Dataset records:
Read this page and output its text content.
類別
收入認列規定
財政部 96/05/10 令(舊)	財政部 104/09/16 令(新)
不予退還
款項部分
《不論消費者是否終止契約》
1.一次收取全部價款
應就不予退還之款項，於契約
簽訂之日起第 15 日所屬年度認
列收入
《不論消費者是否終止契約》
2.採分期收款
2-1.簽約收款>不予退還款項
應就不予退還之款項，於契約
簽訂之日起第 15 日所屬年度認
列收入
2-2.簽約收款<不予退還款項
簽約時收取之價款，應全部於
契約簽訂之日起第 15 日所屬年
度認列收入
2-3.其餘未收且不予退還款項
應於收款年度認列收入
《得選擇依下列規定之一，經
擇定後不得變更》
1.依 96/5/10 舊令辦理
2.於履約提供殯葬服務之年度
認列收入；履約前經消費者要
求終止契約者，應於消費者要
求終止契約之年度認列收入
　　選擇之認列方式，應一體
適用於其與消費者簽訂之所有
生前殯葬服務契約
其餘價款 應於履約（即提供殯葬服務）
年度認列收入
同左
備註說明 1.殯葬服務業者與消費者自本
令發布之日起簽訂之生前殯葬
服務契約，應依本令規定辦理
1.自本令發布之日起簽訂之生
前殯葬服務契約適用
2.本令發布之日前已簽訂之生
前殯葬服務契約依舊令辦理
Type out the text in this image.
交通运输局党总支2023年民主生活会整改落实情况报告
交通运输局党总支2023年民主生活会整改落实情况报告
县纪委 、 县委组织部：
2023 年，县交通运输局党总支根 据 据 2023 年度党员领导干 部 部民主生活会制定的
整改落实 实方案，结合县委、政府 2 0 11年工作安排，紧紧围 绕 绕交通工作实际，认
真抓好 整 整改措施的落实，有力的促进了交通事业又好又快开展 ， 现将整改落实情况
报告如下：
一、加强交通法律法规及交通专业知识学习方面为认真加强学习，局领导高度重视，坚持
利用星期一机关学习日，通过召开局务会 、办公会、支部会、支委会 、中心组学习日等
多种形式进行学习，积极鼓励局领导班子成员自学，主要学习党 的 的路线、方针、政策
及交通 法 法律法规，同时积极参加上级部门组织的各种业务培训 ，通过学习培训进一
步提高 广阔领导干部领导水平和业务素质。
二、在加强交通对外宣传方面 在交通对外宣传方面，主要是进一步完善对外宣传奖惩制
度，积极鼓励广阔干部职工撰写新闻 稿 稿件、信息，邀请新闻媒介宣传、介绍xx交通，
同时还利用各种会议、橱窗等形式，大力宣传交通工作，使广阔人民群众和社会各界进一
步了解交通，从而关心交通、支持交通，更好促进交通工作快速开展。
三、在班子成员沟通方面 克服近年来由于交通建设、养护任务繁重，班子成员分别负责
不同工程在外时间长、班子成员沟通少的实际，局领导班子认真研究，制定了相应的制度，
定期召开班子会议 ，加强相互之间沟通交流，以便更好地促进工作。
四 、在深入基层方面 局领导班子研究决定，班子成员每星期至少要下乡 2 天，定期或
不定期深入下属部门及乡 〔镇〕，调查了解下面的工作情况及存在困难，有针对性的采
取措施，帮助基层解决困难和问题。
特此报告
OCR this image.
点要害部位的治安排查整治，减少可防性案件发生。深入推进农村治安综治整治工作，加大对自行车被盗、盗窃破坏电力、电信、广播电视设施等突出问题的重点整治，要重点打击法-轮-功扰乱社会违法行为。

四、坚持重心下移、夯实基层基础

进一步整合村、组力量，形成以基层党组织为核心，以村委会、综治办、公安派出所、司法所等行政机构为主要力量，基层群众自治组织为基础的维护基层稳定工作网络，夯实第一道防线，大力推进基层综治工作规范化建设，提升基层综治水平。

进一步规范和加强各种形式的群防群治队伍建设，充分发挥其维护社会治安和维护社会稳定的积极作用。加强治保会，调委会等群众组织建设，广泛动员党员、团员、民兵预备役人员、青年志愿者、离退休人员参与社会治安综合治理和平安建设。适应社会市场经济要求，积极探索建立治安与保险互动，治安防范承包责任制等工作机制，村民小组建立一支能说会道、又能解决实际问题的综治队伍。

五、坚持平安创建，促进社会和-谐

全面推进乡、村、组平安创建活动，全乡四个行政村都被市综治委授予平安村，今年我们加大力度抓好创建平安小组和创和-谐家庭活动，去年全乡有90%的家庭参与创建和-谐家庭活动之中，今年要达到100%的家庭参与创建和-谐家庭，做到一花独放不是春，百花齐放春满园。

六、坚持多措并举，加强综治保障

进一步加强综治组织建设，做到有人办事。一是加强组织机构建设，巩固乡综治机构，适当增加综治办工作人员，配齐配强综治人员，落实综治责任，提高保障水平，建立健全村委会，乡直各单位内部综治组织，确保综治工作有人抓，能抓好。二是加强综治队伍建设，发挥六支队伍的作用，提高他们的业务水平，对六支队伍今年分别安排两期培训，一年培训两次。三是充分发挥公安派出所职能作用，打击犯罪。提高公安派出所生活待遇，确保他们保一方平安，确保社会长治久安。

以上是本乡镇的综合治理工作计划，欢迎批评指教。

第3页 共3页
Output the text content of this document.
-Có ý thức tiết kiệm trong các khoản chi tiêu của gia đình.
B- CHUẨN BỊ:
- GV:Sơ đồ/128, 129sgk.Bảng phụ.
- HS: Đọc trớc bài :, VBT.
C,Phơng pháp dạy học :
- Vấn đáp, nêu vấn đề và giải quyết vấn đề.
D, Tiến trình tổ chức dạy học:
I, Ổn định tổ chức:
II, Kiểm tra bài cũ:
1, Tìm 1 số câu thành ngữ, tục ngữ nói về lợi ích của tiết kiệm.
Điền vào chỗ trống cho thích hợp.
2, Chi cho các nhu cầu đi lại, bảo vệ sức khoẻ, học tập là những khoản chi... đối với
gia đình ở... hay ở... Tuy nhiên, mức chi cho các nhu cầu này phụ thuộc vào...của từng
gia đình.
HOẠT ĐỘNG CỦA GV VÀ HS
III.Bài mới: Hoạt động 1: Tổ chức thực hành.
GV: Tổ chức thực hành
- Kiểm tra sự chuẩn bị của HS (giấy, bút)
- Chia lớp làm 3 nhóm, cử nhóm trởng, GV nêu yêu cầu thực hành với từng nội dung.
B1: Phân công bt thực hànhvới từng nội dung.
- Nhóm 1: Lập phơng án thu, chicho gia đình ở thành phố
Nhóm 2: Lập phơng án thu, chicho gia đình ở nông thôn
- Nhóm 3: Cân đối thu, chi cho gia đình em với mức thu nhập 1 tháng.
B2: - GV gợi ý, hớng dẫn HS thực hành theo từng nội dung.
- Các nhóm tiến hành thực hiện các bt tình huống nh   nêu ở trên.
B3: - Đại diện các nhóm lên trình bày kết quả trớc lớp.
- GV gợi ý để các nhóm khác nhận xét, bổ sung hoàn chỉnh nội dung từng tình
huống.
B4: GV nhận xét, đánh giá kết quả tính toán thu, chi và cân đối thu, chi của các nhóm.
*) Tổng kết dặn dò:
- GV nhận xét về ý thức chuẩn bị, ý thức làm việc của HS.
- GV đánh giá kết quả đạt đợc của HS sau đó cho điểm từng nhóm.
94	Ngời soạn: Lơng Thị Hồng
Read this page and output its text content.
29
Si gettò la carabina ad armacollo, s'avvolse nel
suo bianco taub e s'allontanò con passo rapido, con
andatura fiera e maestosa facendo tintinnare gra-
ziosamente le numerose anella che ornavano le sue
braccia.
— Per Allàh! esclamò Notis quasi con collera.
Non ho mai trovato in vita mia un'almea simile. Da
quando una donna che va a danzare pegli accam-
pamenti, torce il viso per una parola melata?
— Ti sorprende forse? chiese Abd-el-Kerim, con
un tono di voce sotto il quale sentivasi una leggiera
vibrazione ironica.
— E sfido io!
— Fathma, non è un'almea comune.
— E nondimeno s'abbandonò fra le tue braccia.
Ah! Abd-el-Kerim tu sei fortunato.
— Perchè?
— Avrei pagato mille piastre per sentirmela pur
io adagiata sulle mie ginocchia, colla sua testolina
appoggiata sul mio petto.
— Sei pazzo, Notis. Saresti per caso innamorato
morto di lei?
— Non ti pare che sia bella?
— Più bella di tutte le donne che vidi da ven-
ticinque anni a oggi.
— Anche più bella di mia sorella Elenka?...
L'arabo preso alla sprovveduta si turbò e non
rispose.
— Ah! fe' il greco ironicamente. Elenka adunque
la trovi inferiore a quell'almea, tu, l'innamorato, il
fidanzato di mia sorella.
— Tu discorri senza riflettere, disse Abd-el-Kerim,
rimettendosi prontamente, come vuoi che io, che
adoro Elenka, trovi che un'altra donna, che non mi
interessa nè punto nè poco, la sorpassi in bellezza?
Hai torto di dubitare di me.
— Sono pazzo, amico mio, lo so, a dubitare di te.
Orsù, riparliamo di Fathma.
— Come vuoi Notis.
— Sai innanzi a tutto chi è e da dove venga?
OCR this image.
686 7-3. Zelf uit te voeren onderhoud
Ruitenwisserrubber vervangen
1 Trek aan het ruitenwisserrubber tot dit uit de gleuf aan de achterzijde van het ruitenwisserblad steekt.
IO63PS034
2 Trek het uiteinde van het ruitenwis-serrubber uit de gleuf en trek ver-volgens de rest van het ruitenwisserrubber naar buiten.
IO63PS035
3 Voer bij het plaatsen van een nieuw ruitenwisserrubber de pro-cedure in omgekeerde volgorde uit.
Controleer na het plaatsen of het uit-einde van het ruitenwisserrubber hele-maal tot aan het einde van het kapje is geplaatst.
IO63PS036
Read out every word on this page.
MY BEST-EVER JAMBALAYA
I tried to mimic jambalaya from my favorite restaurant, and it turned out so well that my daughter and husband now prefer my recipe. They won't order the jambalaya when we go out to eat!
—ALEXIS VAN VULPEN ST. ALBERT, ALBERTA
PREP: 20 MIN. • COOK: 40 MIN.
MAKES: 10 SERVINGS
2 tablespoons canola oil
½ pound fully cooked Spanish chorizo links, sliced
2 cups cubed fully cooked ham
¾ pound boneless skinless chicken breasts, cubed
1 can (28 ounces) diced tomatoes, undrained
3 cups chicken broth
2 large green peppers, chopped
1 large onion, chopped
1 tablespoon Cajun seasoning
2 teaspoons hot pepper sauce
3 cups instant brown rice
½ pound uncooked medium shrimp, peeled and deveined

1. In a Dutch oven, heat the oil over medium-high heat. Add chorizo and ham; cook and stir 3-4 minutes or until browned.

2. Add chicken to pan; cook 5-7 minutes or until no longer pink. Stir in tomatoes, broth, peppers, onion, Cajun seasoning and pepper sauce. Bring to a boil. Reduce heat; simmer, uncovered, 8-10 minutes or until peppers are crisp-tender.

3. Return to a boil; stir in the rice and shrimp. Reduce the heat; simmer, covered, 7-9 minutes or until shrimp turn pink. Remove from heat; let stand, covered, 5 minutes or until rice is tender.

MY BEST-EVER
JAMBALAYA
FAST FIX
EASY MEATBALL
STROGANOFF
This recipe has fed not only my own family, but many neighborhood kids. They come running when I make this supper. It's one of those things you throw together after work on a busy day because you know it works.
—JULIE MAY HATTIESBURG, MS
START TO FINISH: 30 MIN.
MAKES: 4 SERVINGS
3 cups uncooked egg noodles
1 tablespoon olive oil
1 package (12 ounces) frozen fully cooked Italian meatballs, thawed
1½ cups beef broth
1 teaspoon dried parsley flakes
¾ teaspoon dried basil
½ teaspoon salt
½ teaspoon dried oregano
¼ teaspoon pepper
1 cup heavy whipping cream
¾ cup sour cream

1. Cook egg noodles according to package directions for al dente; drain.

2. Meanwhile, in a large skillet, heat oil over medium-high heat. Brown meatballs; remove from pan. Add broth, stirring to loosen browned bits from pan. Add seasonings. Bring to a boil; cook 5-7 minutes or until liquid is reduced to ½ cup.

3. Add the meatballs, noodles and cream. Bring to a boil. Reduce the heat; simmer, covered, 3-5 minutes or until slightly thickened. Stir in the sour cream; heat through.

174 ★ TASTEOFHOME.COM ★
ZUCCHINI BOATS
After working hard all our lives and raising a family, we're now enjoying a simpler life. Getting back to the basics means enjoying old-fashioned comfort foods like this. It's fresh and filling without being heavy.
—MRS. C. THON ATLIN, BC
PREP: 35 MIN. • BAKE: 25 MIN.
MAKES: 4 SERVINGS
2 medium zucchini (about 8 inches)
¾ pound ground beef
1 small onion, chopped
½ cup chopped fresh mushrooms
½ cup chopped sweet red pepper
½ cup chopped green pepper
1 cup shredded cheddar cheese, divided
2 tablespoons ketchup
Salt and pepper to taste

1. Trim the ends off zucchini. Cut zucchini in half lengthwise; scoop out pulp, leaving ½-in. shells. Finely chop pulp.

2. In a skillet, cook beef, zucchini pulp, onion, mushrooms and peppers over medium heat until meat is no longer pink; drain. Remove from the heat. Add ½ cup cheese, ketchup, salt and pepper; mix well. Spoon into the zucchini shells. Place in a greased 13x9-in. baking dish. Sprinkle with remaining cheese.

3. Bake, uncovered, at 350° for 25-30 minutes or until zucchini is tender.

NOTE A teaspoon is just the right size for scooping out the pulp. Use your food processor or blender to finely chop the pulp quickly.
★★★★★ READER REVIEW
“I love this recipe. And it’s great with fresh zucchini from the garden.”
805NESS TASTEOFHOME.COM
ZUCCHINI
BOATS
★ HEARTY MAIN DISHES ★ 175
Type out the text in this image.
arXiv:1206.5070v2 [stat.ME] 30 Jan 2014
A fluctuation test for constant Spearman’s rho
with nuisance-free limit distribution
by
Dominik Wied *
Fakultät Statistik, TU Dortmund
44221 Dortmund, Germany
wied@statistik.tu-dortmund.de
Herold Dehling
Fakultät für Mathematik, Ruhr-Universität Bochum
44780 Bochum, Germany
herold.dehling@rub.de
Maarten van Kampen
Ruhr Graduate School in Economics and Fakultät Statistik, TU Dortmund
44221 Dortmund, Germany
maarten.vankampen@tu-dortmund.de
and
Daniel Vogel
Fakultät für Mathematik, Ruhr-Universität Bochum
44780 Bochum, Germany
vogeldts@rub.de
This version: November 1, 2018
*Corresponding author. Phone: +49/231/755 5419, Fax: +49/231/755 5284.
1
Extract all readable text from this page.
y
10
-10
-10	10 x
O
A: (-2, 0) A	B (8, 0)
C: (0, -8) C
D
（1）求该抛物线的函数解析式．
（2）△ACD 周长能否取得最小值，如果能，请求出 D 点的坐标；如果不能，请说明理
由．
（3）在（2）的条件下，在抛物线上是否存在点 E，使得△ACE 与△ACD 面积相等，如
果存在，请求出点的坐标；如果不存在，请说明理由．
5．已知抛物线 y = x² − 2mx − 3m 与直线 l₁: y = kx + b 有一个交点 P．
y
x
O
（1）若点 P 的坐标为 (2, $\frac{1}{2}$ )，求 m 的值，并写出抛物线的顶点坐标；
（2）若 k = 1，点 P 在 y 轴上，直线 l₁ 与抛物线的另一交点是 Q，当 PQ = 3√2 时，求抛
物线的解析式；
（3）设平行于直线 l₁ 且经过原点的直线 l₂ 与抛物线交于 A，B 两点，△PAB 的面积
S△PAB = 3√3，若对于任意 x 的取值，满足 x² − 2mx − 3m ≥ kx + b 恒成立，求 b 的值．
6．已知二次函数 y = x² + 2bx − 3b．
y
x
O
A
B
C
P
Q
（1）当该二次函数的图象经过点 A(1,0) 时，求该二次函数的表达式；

Task details
Count every line in the entries above where the word "dung" appears; respond with the number alone.

Full answer
4